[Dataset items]
····················

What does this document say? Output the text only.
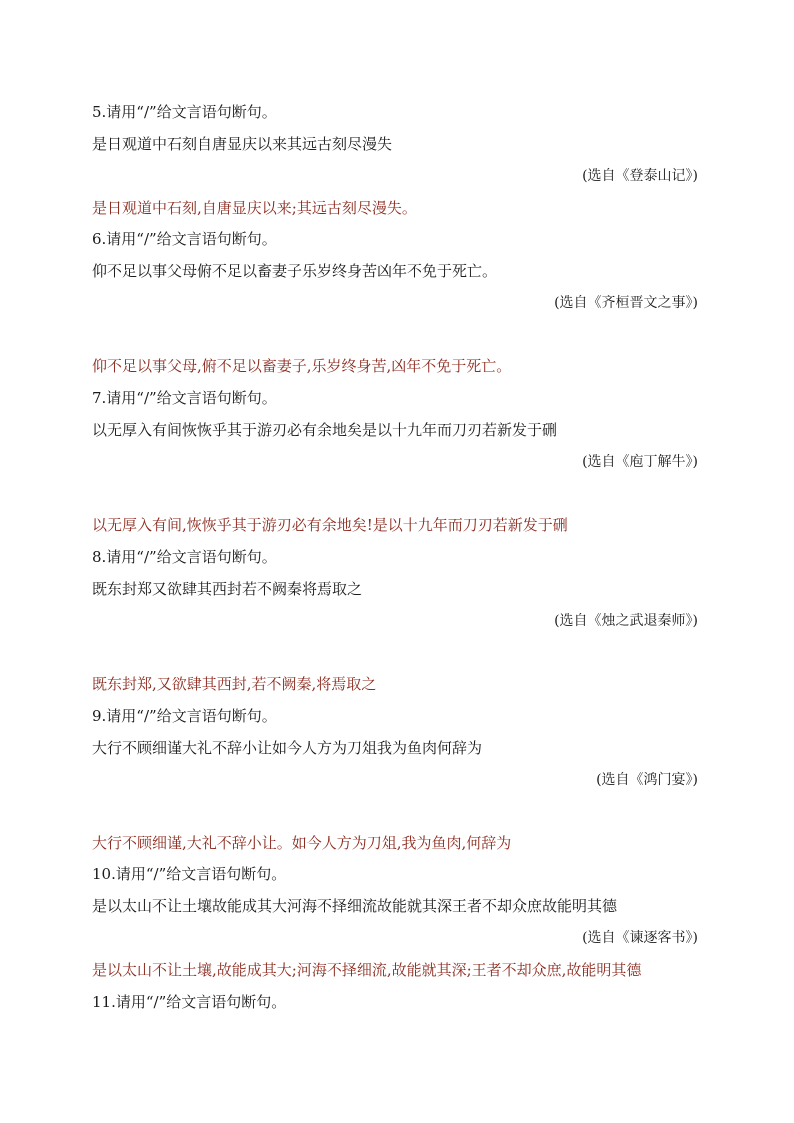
5.请用“/”给文言语句断句。
是日观道中石刻自唐显庆以来其远古刻尽漫失
(选自《登泰山记》)
是日观道中石刻,自唐显庆以来;其远古刻尽漫失。
6.请用“/”给文言语句断句。
仰不足以事父母俯不足以畜妻子乐岁终身苦凶年不免于死亡。
(选自《齐桓晋文之事》)
仰不足以事父母,俯不足以畜妻子,乐岁终身苦,凶年不免于死亡。
7.请用“/”给文言语句断句。
以无厚入有间恢恢乎其于游刃必有余地矣是以十九年而刀刃若新发于硎
(选自《庖丁解牛》)
以无厚入有间,恢恢乎其于游刃必有余地矣!是以十九年而刀刃若新发于硎
8.请用“/”给文言语句断句。
既东封郑又欲肆其西封若不阙秦将焉取之
(选自《烛之武退秦师》)
既东封郑,又欲肆其西封,若不阙秦,将焉取之
9.请用“/”给文言语句断句。
大行不顾细谨大礼不辞小让如今人方为刀俎我为鱼肉何辞为
(选自《鸿门宴》)
大行不顾细谨,大礼不辞小让。如今人方为刀俎,我为鱼肉,何辞为
10.请用“/”给文言语句断句。
是以太山不让土壤故能成其大河海不择细流故能就其深王者不却众庶故能明其德
(选自《谏逐客书》)
是以太山不让土壤,故能成其大;河海不择细流,故能就其深;王者不却众庶,故能明其德
11.请用“/”给文言语句断句。
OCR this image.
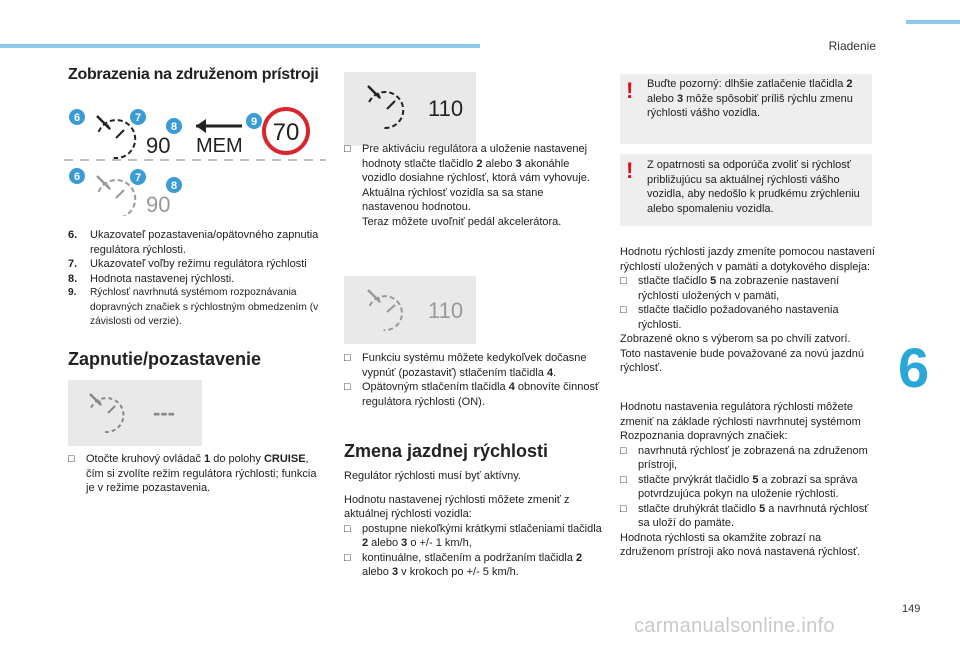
Riadenie
6
149
carmanualsonline.info
Zobrazenia na združenom prístroji
6	7
8	9
90 MEM 70
6	7
8
90

6. Ukazovateľ pozastavenia/opätovného zapnutia regulátora rýchlosti.

7. Ukazovateľ voľby režimu regulátora rýchlosti

8. Hodnota nastavenej rýchlosti.

9. Rýchlosť navrhnutá systémom rozpoznávania dopravných značiek s rýchlostným obmedzením (v závislosti od verzie).

Zapnutie/pozastavenie
---

□ Otočte kruhový ovládač 1 do polohy CRUISE, čím si zvolíte režim regulátora rýchlosti; funkcia je v režime pozastavenia.

110

□ Pre aktiváciu regulátora a uloženie nastavenej hodnoty stlačte tlačidlo 2 alebo 3 akonáhle vozidlo dosiahne rýchlosť, ktorá vám vyhovuje. Aktuálna rýchlosť vozidla sa sa stane nastavenou hodnotou.
Teraz môžete uvoľniť pedál akcelerátora.

110

□ Funkciu systému môžete kedykoľvek dočasne vypnúť (pozastaviť) stlačením tlačidla 4.

□ Opätovným stlačením tlačidla 4 obnovíte činnosť regulátora rýchlosti (ON).

Zmena jazdnej rýchlosti

Regulátor rýchlosti musí byť aktívny.

Hodnotu nastavenej rýchlosti môžete zmeniť z aktuálnej rýchlosti vozidla:

□ postupne niekoľkými krátkymi stlačeniami tlačidla 2 alebo 3 o +/- 1 km/h,

□ kontinuálne, stlačením a podržaním tlačidla 2 alebo 3 v krokoch po +/- 5 km/h.

! Buďte pozorný: dlhšie zatlačenie tlačidla 2 alebo 3 môže spôsobiť príliš rýchlu zmenu rýchlosti vášho vozidla.
! Z opatrnosti sa odporúča zvoliť si rýchlosť približujúcu sa aktuálnej rýchlosti vášho vozidla, aby nedošlo k prudkému zrýchleniu alebo spomaleniu vozidla.

Hodnotu rýchlosti jazdy zmeníte pomocou nastavení rýchlostí uložených v pamäti a dotykového displeja:

□ stlačte tlačidlo 5 na zobrazenie nastavení rýchlostí uložených v pamäti,

□ stlačte tlačidlo požadovaného nastavenia rýchlosti.

Zobrazené okno s výberom sa po chvíli zatvorí.

Toto nastavenie bude považované za novú jazdnú rýchlosť.

Hodnotu nastavenia regulátora rýchlosti môžete zmeniť na základe rýchlosti navrhnutej systémom Rozpoznania dopravných značiek:

□ navrhnutá rýchlosť je zobrazená na združenom prístroji,

□ stlačte prvýkrát tlačidlo 5 a zobrazí sa správa potvrdzujúca pokyn na uloženie rýchlosti.

□ stlačte druhýkrát tlačidlo 5 a navrhnutá rýchlosť sa uloží do pamäte.

Hodnota rýchlosti sa okamžite zobrazí na združenom prístroji ako nová nastavená rýchlosť.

····················

> Task statement
Which lines of the material contain the string "nastavení"? List each of them.

> Exercise result
Hodnotu rýchlosti jazdy zmeníte pomocou nastavení rýchlostí uložených v pamäti a dotykového displeja:
□ stlačte tlačidlo 5 na zobrazenie nastavení rýchlostí uložených v pamäti,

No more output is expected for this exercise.